**What the task asks**
Work out how many lines of the listing hold the string "title", then answer with that number and nothing else.

**Records shown**
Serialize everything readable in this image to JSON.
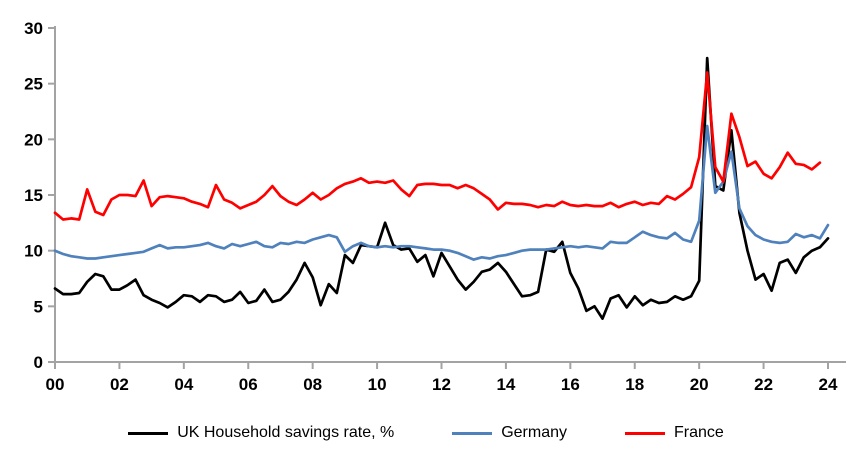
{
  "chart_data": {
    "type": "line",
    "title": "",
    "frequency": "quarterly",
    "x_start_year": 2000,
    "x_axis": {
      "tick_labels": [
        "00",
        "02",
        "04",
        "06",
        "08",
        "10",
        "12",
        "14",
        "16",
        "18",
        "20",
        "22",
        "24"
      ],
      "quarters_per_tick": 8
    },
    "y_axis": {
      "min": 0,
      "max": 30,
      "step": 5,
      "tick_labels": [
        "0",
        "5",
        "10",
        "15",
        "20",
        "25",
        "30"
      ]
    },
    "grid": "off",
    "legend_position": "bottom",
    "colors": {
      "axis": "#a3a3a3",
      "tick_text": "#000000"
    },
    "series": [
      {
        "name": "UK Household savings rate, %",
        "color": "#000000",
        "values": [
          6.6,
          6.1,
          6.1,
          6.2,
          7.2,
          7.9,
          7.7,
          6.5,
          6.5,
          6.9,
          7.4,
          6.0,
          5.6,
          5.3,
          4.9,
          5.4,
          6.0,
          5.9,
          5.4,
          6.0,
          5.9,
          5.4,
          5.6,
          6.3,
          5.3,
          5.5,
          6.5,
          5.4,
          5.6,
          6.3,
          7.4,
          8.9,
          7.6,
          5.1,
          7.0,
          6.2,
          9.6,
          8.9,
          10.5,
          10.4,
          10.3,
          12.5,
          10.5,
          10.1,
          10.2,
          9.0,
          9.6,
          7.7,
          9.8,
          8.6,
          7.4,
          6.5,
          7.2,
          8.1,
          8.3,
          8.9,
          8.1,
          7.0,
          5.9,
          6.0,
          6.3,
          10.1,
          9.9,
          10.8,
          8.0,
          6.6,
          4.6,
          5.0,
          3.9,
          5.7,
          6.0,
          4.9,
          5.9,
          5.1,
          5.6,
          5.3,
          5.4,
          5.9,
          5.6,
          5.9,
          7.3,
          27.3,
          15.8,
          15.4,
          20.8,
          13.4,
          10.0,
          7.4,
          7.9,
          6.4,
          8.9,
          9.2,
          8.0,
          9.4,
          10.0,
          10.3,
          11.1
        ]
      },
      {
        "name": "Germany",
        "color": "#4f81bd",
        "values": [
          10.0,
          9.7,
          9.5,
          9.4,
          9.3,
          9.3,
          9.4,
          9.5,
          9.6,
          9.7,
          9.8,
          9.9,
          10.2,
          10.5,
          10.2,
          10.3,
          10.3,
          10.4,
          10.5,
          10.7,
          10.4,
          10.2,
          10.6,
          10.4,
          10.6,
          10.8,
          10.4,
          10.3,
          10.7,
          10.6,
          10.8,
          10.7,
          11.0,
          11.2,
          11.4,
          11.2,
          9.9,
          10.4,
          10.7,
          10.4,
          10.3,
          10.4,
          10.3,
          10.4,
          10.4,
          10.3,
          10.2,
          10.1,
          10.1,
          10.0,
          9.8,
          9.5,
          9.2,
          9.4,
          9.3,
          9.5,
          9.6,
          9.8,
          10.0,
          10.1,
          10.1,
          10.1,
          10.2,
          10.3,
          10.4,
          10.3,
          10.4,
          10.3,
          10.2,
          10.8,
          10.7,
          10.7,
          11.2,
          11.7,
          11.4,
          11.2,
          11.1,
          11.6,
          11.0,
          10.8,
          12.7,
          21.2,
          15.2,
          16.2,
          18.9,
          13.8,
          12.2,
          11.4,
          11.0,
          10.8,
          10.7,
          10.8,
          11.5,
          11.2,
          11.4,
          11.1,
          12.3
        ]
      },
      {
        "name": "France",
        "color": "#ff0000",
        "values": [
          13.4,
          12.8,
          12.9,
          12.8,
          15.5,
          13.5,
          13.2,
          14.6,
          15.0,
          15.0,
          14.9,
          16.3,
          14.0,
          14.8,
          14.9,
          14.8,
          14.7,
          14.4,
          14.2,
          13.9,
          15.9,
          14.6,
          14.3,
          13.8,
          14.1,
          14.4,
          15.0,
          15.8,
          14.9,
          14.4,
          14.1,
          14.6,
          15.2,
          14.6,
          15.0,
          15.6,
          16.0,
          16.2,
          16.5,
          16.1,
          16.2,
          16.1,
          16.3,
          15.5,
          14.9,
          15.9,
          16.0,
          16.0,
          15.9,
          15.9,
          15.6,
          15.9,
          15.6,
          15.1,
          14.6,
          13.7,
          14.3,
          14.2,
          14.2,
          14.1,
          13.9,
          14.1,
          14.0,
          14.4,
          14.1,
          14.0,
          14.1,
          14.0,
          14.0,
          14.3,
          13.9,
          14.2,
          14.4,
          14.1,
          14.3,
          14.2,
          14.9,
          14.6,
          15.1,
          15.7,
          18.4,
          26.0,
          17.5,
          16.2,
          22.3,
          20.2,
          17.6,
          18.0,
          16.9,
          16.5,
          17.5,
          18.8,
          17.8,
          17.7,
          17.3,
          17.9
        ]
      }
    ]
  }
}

--

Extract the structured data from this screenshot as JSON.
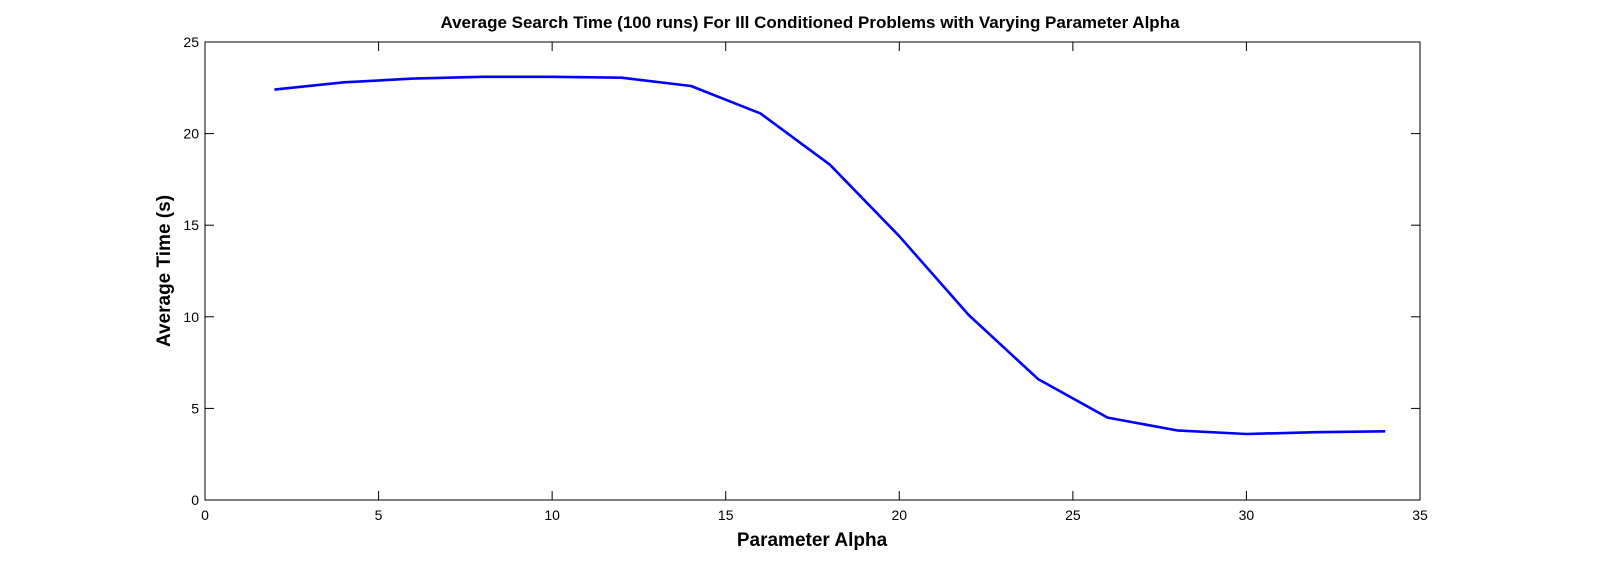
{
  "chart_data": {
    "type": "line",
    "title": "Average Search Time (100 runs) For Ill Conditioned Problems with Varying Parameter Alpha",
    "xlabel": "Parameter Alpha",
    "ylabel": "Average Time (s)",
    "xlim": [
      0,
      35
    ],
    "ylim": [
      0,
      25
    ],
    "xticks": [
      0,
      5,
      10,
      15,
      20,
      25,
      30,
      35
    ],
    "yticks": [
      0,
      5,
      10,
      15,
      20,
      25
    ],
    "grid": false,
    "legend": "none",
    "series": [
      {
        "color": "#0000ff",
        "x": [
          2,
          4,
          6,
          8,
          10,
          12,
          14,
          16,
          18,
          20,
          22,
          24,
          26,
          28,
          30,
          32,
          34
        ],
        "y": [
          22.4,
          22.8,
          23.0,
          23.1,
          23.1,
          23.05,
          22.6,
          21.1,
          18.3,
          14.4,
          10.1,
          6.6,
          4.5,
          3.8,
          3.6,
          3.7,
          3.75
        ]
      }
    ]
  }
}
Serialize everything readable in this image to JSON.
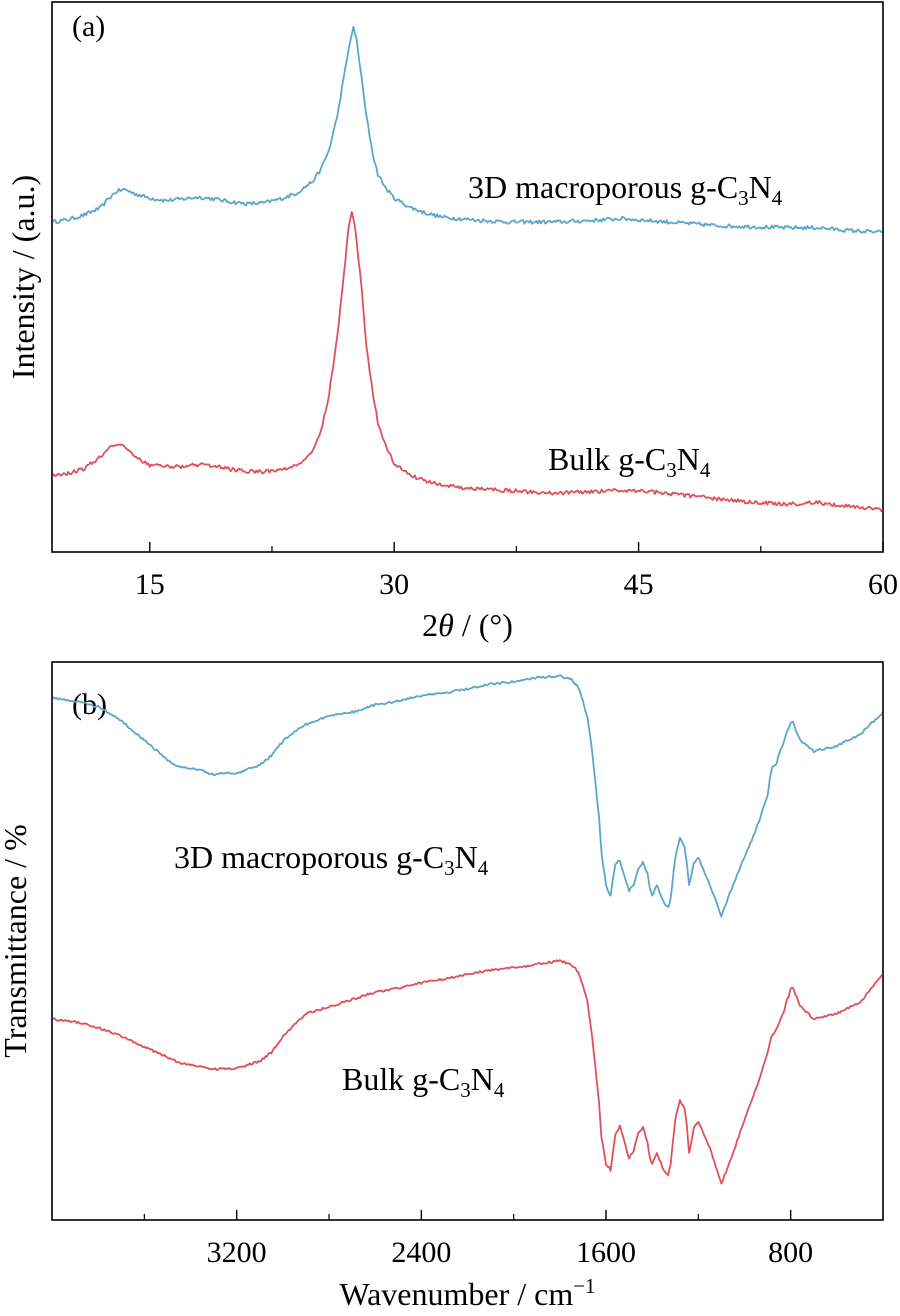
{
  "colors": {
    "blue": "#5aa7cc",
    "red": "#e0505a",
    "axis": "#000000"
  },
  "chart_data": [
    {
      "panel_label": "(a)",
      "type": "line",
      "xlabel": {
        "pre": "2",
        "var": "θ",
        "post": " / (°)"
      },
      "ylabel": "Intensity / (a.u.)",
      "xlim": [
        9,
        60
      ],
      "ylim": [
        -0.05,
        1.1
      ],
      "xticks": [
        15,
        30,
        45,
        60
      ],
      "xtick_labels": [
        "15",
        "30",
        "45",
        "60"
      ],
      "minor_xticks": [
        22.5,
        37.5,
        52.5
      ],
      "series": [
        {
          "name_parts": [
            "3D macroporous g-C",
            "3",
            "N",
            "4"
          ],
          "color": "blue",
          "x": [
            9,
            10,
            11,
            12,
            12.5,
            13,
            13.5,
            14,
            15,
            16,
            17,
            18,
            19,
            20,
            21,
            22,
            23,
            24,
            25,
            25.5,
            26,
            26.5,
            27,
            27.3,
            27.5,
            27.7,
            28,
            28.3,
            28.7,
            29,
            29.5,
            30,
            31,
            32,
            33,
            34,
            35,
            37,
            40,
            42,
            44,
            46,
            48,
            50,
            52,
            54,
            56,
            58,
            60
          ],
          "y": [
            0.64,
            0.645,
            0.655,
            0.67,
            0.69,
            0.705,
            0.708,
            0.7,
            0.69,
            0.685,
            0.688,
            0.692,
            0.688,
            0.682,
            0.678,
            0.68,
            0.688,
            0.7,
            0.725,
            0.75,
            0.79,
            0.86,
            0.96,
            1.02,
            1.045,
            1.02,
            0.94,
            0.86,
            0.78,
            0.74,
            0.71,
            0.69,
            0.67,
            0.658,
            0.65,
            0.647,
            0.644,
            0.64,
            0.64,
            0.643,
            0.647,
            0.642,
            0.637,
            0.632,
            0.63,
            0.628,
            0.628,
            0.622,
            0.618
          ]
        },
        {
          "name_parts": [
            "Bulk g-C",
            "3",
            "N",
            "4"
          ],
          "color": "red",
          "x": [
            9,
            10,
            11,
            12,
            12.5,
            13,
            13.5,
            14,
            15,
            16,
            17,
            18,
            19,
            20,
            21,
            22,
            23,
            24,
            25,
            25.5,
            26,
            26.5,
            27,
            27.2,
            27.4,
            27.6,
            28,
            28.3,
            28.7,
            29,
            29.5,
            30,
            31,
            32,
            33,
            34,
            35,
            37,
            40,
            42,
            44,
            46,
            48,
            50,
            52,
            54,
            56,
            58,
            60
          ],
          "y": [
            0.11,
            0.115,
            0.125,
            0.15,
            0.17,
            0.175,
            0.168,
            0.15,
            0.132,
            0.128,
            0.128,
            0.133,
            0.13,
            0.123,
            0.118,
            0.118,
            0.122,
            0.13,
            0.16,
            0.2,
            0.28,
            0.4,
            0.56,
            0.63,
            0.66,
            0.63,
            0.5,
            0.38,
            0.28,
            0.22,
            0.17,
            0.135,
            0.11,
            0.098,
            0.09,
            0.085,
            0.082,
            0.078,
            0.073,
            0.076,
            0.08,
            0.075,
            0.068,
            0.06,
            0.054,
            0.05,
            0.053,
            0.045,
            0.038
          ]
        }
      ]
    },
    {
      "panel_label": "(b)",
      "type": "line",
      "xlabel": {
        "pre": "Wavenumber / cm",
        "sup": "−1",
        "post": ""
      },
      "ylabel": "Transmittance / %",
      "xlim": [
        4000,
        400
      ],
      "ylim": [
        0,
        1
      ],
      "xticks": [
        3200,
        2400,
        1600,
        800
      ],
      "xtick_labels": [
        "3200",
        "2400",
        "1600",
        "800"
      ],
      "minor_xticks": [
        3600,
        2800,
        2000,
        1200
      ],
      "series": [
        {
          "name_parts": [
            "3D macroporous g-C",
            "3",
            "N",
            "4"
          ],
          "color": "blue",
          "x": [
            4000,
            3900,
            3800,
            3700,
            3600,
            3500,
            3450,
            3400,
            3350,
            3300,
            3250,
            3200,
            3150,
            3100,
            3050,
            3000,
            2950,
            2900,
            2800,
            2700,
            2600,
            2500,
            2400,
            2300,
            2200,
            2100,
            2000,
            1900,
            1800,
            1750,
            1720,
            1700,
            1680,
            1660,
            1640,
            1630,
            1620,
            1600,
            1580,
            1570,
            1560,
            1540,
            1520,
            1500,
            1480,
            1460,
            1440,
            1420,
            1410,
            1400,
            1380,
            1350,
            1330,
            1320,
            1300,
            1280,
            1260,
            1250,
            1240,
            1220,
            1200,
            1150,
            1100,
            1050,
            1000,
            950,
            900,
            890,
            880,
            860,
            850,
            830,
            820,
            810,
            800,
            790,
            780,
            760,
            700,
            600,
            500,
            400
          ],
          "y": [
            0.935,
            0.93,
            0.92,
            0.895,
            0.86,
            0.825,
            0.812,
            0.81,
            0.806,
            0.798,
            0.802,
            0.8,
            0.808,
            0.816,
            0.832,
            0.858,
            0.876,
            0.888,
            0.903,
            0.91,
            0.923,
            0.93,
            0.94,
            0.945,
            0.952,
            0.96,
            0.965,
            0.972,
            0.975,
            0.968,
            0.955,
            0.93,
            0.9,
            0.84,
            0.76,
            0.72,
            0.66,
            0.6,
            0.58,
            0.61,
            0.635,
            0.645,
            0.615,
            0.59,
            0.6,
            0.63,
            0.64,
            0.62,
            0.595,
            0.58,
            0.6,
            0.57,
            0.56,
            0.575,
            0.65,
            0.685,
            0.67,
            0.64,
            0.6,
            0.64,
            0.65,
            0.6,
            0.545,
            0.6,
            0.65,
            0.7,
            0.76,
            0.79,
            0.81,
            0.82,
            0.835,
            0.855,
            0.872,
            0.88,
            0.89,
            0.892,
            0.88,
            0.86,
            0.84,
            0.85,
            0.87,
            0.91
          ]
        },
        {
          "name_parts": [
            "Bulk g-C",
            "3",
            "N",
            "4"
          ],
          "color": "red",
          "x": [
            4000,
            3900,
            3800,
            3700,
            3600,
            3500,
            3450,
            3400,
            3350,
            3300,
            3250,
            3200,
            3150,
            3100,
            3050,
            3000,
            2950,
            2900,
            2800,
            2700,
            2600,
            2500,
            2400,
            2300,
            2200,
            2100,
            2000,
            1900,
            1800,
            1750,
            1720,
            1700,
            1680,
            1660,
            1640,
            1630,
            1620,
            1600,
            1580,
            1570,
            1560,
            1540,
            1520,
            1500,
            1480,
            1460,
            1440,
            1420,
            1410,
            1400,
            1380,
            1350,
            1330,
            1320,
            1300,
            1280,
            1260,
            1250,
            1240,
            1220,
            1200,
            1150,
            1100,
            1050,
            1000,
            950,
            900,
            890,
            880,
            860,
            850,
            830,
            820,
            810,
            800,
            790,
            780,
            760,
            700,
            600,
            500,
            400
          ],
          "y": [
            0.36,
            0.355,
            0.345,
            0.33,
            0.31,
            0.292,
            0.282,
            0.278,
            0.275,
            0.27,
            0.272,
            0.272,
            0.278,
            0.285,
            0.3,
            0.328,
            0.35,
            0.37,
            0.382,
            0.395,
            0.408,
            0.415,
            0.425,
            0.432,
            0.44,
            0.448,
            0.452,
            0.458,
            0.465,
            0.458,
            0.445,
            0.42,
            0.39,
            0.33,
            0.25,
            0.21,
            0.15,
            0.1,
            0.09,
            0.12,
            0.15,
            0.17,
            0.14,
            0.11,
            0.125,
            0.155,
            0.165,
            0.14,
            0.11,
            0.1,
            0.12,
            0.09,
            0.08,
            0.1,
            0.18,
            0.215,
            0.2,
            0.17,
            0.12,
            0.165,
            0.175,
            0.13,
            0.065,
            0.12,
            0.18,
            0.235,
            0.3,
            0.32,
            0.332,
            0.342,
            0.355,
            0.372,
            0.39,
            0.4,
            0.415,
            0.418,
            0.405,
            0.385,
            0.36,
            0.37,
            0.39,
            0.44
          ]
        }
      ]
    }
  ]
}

**Task output**
2